Items listed in a dataset:
────────────────

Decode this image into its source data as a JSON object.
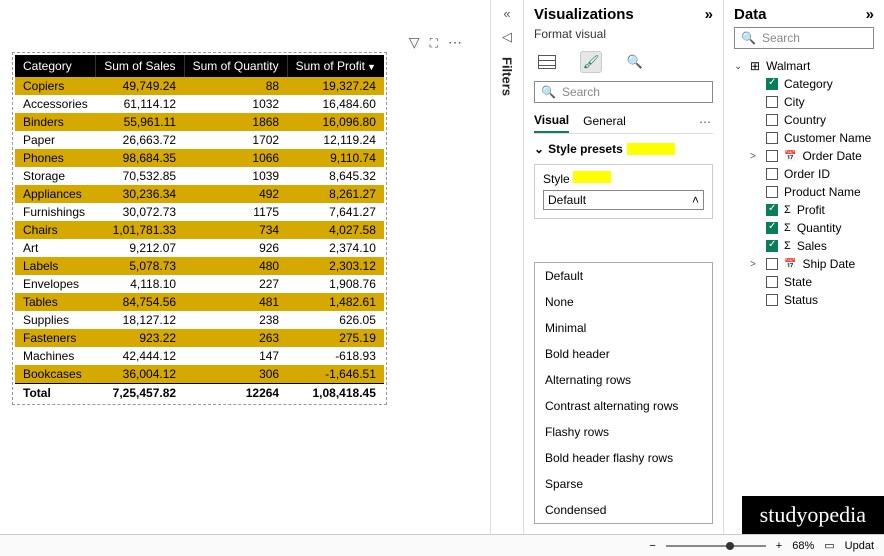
{
  "filters_label": "Filters",
  "viz": {
    "title": "Visualizations",
    "subtitle": "Format visual",
    "search_placeholder": "Search",
    "tabs": {
      "visual": "Visual",
      "general": "General"
    },
    "section": "Style presets",
    "style_label": "Style",
    "selected_style": "Default",
    "style_options": [
      "Default",
      "None",
      "Minimal",
      "Bold header",
      "Alternating rows",
      "Contrast alternating rows",
      "Flashy rows",
      "Bold header flashy rows",
      "Sparse",
      "Condensed"
    ]
  },
  "data": {
    "title": "Data",
    "search_placeholder": "Search",
    "table_name": "Walmart",
    "fields": [
      {
        "name": "Category",
        "checked": true
      },
      {
        "name": "City",
        "checked": false
      },
      {
        "name": "Country",
        "checked": false
      },
      {
        "name": "Customer Name",
        "checked": false
      },
      {
        "name": "Order Date",
        "checked": false,
        "exp": true,
        "date": true
      },
      {
        "name": "Order ID",
        "checked": false
      },
      {
        "name": "Product Name",
        "checked": false
      },
      {
        "name": "Profit",
        "checked": true,
        "sigma": true
      },
      {
        "name": "Quantity",
        "checked": true,
        "sigma": true
      },
      {
        "name": "Sales",
        "checked": true,
        "sigma": true
      },
      {
        "name": "Ship Date",
        "checked": false,
        "exp": true,
        "date": true
      },
      {
        "name": "State",
        "checked": false
      },
      {
        "name": "Status",
        "checked": false
      }
    ]
  },
  "table": {
    "headers": [
      "Category",
      "Sum of Sales",
      "Sum of Quantity",
      "Sum of Profit"
    ],
    "rows": [
      {
        "c": "Copiers",
        "s": "49,749.24",
        "q": "88",
        "p": "19,327.24",
        "hl": true
      },
      {
        "c": "Accessories",
        "s": "61,114.12",
        "q": "1032",
        "p": "16,484.60"
      },
      {
        "c": "Binders",
        "s": "55,961.11",
        "q": "1868",
        "p": "16,096.80",
        "hl": true
      },
      {
        "c": "Paper",
        "s": "26,663.72",
        "q": "1702",
        "p": "12,119.24"
      },
      {
        "c": "Phones",
        "s": "98,684.35",
        "q": "1066",
        "p": "9,110.74",
        "hl": true
      },
      {
        "c": "Storage",
        "s": "70,532.85",
        "q": "1039",
        "p": "8,645.32"
      },
      {
        "c": "Appliances",
        "s": "30,236.34",
        "q": "492",
        "p": "8,261.27",
        "hl": true
      },
      {
        "c": "Furnishings",
        "s": "30,072.73",
        "q": "1175",
        "p": "7,641.27"
      },
      {
        "c": "Chairs",
        "s": "1,01,781.33",
        "q": "734",
        "p": "4,027.58",
        "hl": true
      },
      {
        "c": "Art",
        "s": "9,212.07",
        "q": "926",
        "p": "2,374.10"
      },
      {
        "c": "Labels",
        "s": "5,078.73",
        "q": "480",
        "p": "2,303.12",
        "hl": true
      },
      {
        "c": "Envelopes",
        "s": "4,118.10",
        "q": "227",
        "p": "1,908.76"
      },
      {
        "c": "Tables",
        "s": "84,754.56",
        "q": "481",
        "p": "1,482.61",
        "hl": true
      },
      {
        "c": "Supplies",
        "s": "18,127.12",
        "q": "238",
        "p": "626.05"
      },
      {
        "c": "Fasteners",
        "s": "923.22",
        "q": "263",
        "p": "275.19",
        "hl": true
      },
      {
        "c": "Machines",
        "s": "42,444.12",
        "q": "147",
        "p": "-618.93"
      },
      {
        "c": "Bookcases",
        "s": "36,004.12",
        "q": "306",
        "p": "-1,646.51",
        "hl": true
      }
    ],
    "total": {
      "label": "Total",
      "s": "7,25,457.82",
      "q": "12264",
      "p": "1,08,418.45"
    }
  },
  "status": {
    "zoom": "68%",
    "update": "Updat"
  },
  "brand": "studyopedia"
}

────────────────

Reproduce each line word for word and drop the pictures.

RESPONSE:
Decode this image into its source data as a JSON object.
{
  "filters_label": "Filters",
  "viz": {
    "title": "Visualizations",
    "subtitle": "Format visual",
    "search_placeholder": "Search",
    "tabs": {
      "visual": "Visual",
      "general": "General"
    },
    "section": "Style presets",
    "style_label": "Style",
    "selected_style": "Default",
    "style_options": [
      "Default",
      "None",
      "Minimal",
      "Bold header",
      "Alternating rows",
      "Contrast alternating rows",
      "Flashy rows",
      "Bold header flashy rows",
      "Sparse",
      "Condensed"
    ]
  },
  "data": {
    "title": "Data",
    "search_placeholder": "Search",
    "table_name": "Walmart",
    "fields": [
      {
        "name": "Category",
        "checked": true
      },
      {
        "name": "City",
        "checked": false
      },
      {
        "name": "Country",
        "checked": false
      },
      {
        "name": "Customer Name",
        "checked": false
      },
      {
        "name": "Order Date",
        "checked": false,
        "exp": true,
        "date": true
      },
      {
        "name": "Order ID",
        "checked": false
      },
      {
        "name": "Product Name",
        "checked": false
      },
      {
        "name": "Profit",
        "checked": true,
        "sigma": true
      },
      {
        "name": "Quantity",
        "checked": true,
        "sigma": true
      },
      {
        "name": "Sales",
        "checked": true,
        "sigma": true
      },
      {
        "name": "Ship Date",
        "checked": false,
        "exp": true,
        "date": true
      },
      {
        "name": "State",
        "checked": false
      },
      {
        "name": "Status",
        "checked": false
      }
    ]
  },
  "table": {
    "headers": [
      "Category",
      "Sum of Sales",
      "Sum of Quantity",
      "Sum of Profit"
    ],
    "rows": [
      {
        "c": "Copiers",
        "s": "49,749.24",
        "q": "88",
        "p": "19,327.24",
        "hl": true
      },
      {
        "c": "Accessories",
        "s": "61,114.12",
        "q": "1032",
        "p": "16,484.60"
      },
      {
        "c": "Binders",
        "s": "55,961.11",
        "q": "1868",
        "p": "16,096.80",
        "hl": true
      },
      {
        "c": "Paper",
        "s": "26,663.72",
        "q": "1702",
        "p": "12,119.24"
      },
      {
        "c": "Phones",
        "s": "98,684.35",
        "q": "1066",
        "p": "9,110.74",
        "hl": true
      },
      {
        "c": "Storage",
        "s": "70,532.85",
        "q": "1039",
        "p": "8,645.32"
      },
      {
        "c": "Appliances",
        "s": "30,236.34",
        "q": "492",
        "p": "8,261.27",
        "hl": true
      },
      {
        "c": "Furnishings",
        "s": "30,072.73",
        "q": "1175",
        "p": "7,641.27"
      },
      {
        "c": "Chairs",
        "s": "1,01,781.33",
        "q": "734",
        "p": "4,027.58",
        "hl": true
      },
      {
        "c": "Art",
        "s": "9,212.07",
        "q": "926",
        "p": "2,374.10"
      },
      {
        "c": "Labels",
        "s": "5,078.73",
        "q": "480",
        "p": "2,303.12",
        "hl": true
      },
      {
        "c": "Envelopes",
        "s": "4,118.10",
        "q": "227",
        "p": "1,908.76"
      },
      {
        "c": "Tables",
        "s": "84,754.56",
        "q": "481",
        "p": "1,482.61",
        "hl": true
      },
      {
        "c": "Supplies",
        "s": "18,127.12",
        "q": "238",
        "p": "626.05"
      },
      {
        "c": "Fasteners",
        "s": "923.22",
        "q": "263",
        "p": "275.19",
        "hl": true
      },
      {
        "c": "Machines",
        "s": "42,444.12",
        "q": "147",
        "p": "-618.93"
      },
      {
        "c": "Bookcases",
        "s": "36,004.12",
        "q": "306",
        "p": "-1,646.51",
        "hl": true
      }
    ],
    "total": {
      "label": "Total",
      "s": "7,25,457.82",
      "q": "12264",
      "p": "1,08,418.45"
    }
  },
  "status": {
    "zoom": "68%",
    "update": "Updat"
  },
  "brand": "studyopedia"
}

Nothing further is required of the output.